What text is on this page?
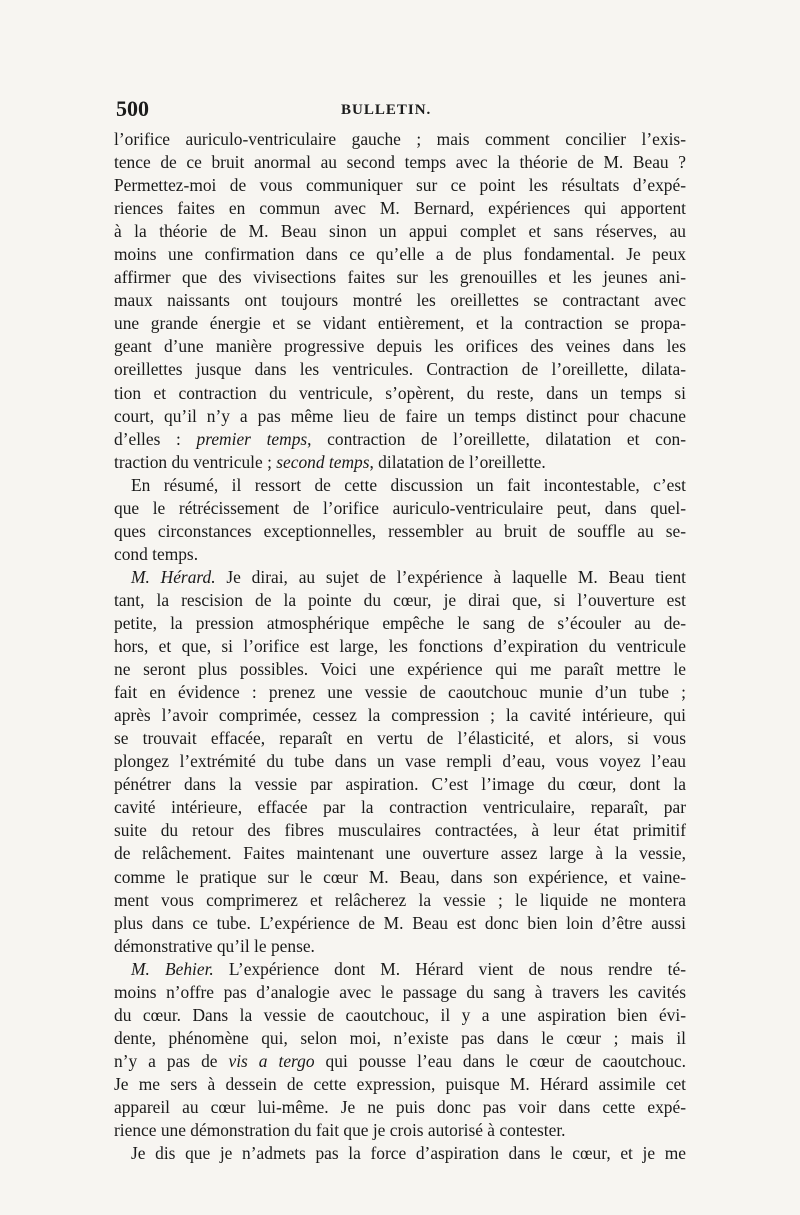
500	BULLETIN.
l’orifice auriculo-ventriculaire gauche ; mais comment concilier l’exis-
tence de ce bruit anormal au second temps avec la théorie de M. Beau ?
Permettez-moi de vous communiquer sur ce point les résultats d’expé-
riences faites en commun avec M. Bernard, expériences qui apportent
à la théorie de M. Beau sinon un appui complet et sans réserves, au
moins une confirmation dans ce qu’elle a de plus fondamental. Je peux
affirmer que des vivisections faites sur les grenouilles et les jeunes ani-
maux naissants ont toujours montré les oreillettes se contractant avec
une grande énergie et se vidant entièrement, et la contraction se propa-
geant d’une manière progressive depuis les orifices des veines dans les
oreillettes jusque dans les ventricules. Contraction de l’oreillette, dilata-
tion et contraction du ventricule, s’opèrent, du reste, dans un temps si
court, qu’il n’y a pas même lieu de faire un temps distinct pour chacune
d’elles : premier temps, contraction de l’oreillette, dilatation et con-
traction du ventricule ; second temps, dilatation de l’oreillette.
En résumé, il ressort de cette discussion un fait incontestable, c’est
que le rétrécissement de l’orifice auriculo-ventriculaire peut, dans quel-
ques circonstances exceptionnelles, ressembler au bruit de souffle au se-
cond temps.
M. Hérard. Je dirai, au sujet de l’expérience à laquelle M. Beau tient
tant, la rescision de la pointe du cœur, je dirai que, si l’ouverture est
petite, la pression atmosphérique empêche le sang de s’écouler au de-
hors, et que, si l’orifice est large, les fonctions d’expiration du ventricule
ne seront plus possibles. Voici une expérience qui me paraît mettre le
fait en évidence : prenez une vessie de caoutchouc munie d’un tube ;
après l’avoir comprimée, cessez la compression ; la cavité intérieure, qui
se trouvait effacée, reparaît en vertu de l’élasticité, et alors, si vous
plongez l’extrémité du tube dans un vase rempli d’eau, vous voyez l’eau
pénétrer dans la vessie par aspiration. C’est l’image du cœur, dont la
cavité intérieure, effacée par la contraction ventriculaire, reparaît, par
suite du retour des fibres musculaires contractées, à leur état primitif
de relâchement. Faites maintenant une ouverture assez large à la vessie,
comme le pratique sur le cœur M. Beau, dans son expérience, et vaine-
ment vous comprimerez et relâcherez la vessie ; le liquide ne montera
plus dans ce tube. L’expérience de M. Beau est donc bien loin d’être aussi
démonstrative qu’il le pense.
M. Behier. L’expérience dont M. Hérard vient de nous rendre té-
moins n’offre pas d’analogie avec le passage du sang à travers les cavités
du cœur. Dans la vessie de caoutchouc, il y a une aspiration bien évi-
dente, phénomène qui, selon moi, n’existe pas dans le cœur ; mais il
n’y a pas de vis a tergo qui pousse l’eau dans le cœur de caoutchouc.
Je me sers à dessein de cette expression, puisque M. Hérard assimile cet
appareil au cœur lui-même. Je ne puis donc pas voir dans cette expé-
rience une démonstration du fait que je crois autorisé à contester.
Je dis que je n’admets pas la force d’aspiration dans le cœur, et je me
◇ ◇ ◇
What to work on - Filter the entries down to the lines with the word "effacée" in them.

Output below -
se trouvait effacée, reparaît en vertu de l’élasticité, et alors, si vous
cavité intérieure, effacée par la contraction ventriculaire, reparaît, par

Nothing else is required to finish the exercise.